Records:
*****
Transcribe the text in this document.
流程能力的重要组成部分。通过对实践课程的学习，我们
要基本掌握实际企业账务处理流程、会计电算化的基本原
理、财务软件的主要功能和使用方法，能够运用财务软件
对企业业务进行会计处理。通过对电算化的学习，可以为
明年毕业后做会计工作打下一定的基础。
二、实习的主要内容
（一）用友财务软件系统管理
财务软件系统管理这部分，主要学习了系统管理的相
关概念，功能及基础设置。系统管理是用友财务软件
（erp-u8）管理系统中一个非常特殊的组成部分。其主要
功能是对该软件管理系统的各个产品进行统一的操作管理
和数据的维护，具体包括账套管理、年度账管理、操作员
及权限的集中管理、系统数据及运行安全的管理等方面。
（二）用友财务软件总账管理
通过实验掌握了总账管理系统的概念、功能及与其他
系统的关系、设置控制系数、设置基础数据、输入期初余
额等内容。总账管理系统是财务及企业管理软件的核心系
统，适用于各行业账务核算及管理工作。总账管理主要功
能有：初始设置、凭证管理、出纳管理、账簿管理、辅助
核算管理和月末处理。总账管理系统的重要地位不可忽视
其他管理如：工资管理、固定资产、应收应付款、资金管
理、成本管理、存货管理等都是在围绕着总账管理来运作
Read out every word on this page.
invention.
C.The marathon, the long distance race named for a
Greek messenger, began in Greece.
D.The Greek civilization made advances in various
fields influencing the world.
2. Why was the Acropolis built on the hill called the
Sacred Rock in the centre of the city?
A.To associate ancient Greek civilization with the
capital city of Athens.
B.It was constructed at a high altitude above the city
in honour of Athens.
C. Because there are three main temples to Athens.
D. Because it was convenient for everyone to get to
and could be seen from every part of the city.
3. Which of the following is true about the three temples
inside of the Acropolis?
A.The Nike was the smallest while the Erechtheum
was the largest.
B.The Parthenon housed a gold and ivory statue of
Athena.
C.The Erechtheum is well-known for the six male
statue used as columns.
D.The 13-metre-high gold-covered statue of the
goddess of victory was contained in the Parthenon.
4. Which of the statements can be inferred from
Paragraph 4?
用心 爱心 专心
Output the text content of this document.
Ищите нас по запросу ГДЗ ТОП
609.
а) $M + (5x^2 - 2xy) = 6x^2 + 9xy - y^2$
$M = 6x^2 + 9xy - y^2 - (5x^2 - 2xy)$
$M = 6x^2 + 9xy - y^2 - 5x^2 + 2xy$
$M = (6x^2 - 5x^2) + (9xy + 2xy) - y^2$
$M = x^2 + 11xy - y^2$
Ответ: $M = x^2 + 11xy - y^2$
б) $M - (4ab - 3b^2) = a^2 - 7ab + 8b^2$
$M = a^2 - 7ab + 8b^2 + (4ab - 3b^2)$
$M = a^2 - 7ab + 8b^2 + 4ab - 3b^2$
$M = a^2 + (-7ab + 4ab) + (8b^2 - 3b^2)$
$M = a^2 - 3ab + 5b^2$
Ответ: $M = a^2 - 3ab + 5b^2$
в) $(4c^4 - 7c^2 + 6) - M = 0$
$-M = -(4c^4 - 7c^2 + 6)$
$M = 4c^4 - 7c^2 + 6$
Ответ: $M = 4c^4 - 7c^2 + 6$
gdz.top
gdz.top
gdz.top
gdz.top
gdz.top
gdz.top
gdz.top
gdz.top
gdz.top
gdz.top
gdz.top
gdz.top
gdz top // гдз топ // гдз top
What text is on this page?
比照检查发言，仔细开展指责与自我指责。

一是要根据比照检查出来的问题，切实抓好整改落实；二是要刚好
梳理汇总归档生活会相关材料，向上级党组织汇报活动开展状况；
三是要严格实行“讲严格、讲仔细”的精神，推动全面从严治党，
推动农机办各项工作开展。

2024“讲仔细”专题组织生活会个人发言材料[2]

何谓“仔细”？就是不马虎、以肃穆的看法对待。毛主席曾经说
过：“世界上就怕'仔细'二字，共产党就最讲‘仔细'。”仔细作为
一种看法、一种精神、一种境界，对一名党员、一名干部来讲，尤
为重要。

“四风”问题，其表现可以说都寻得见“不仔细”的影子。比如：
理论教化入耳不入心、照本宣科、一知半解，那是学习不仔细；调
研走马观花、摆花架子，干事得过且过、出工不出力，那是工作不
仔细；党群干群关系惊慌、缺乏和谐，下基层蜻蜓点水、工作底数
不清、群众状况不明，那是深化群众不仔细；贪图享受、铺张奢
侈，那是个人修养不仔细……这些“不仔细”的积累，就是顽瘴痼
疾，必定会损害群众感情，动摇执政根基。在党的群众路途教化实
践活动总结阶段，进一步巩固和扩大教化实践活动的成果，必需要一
*****
EXERCISE PROMPT: Produce an exact copy of the lines from the one containing "Output the text content of this document." through the last line, and of nothing else.

COMPLETE OUTPUT:
Output the text content of this document.
Ищите нас по запросу ГДЗ ТОП
609.
а) $M + (5x^2 - 2xy) = 6x^2 + 9xy - y^2$
$M = 6x^2 + 9xy - y^2 - (5x^2 - 2xy)$
$M = 6x^2 + 9xy - y^2 - 5x^2 + 2xy$
$M = (6x^2 - 5x^2) + (9xy + 2xy) - y^2$
$M = x^2 + 11xy - y^2$
Ответ: $M = x^2 + 11xy - y^2$
б) $M - (4ab - 3b^2) = a^2 - 7ab + 8b^2$
$M = a^2 - 7ab + 8b^2 + (4ab - 3b^2)$
$M = a^2 - 7ab + 8b^2 + 4ab - 3b^2$
$M = a^2 + (-7ab + 4ab) + (8b^2 - 3b^2)$
$M = a^2 - 3ab + 5b^2$
Ответ: $M = a^2 - 3ab + 5b^2$
в) $(4c^4 - 7c^2 + 6) - M = 0$
$-M = -(4c^4 - 7c^2 + 6)$
$M = 4c^4 - 7c^2 + 6$
Ответ: $M = 4c^4 - 7c^2 + 6$
gdz.top
gdz.top
gdz.top
gdz.top
gdz.top
gdz.top
gdz.top
gdz.top
gdz.top
gdz.top
gdz.top
gdz.top
gdz top // гдз топ // гдз top
What text is on this page?
比照检查发言，仔细开展指责与自我指责。

一是要根据比照检查出来的问题，切实抓好整改落实；二是要刚好
梳理汇总归档生活会相关材料，向上级党组织汇报活动开展状况；
三是要严格实行“讲严格、讲仔细”的精神，推动全面从严治党，
推动农机办各项工作开展。

2024“讲仔细”专题组织生活会个人发言材料[2]

何谓“仔细”？就是不马虎、以肃穆的看法对待。毛主席曾经说
过：“世界上就怕'仔细'二字，共产党就最讲‘仔细'。”仔细作为
一种看法、一种精神、一种境界，对一名党员、一名干部来讲，尤
为重要。

“四风”问题，其表现可以说都寻得见“不仔细”的影子。比如：
理论教化入耳不入心、照本宣科、一知半解，那是学习不仔细；调
研走马观花、摆花架子，干事得过且过、出工不出力，那是工作不
仔细；党群干群关系惊慌、缺乏和谐，下基层蜻蜓点水、工作底数
不清、群众状况不明，那是深化群众不仔细；贪图享受、铺张奢
侈，那是个人修养不仔细……这些“不仔细”的积累，就是顽瘴痼
疾，必定会损害群众感情，动摇执政根基。在党的群众路途教化实
践活动总结阶段，进一步巩固和扩大教化实践活动的成果，必需要一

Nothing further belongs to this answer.